START
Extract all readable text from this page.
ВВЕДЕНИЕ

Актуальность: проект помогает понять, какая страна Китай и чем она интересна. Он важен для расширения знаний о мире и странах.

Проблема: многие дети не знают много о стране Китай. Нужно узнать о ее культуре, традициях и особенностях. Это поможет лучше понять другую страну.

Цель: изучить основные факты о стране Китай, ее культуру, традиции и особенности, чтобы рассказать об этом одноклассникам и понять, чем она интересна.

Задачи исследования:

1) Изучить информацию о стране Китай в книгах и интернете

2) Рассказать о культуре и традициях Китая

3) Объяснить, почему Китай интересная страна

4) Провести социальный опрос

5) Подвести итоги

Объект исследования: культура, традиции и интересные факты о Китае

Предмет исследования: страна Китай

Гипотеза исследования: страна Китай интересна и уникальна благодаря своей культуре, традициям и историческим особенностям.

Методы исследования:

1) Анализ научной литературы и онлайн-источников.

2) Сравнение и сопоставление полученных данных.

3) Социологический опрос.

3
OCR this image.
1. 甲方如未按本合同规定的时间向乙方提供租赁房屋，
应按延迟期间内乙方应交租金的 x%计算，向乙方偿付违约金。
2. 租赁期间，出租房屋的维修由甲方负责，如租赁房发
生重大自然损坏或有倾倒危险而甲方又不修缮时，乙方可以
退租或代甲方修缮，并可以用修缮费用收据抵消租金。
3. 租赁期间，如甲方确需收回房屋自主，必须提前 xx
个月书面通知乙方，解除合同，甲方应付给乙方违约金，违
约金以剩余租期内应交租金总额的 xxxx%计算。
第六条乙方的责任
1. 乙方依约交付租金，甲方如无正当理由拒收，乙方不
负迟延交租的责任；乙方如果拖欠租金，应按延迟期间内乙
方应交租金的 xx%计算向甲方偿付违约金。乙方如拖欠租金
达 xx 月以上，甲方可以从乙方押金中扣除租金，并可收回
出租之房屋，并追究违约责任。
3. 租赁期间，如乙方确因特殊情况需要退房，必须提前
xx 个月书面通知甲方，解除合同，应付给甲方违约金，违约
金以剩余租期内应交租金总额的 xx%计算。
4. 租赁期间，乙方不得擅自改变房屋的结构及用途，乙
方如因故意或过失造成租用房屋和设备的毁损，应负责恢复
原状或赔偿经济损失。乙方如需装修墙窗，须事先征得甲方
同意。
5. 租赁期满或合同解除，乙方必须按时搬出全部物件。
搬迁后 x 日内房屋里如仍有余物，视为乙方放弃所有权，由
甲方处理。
END
* Requirement *
From the records above, pull out each line that has "解除合同".

* Answer for the task *
个月书面通知乙方，解除合同，甲方应付给乙方违约金，违
xx 个月书面通知甲方，解除合同，应付给甲方违约金，违约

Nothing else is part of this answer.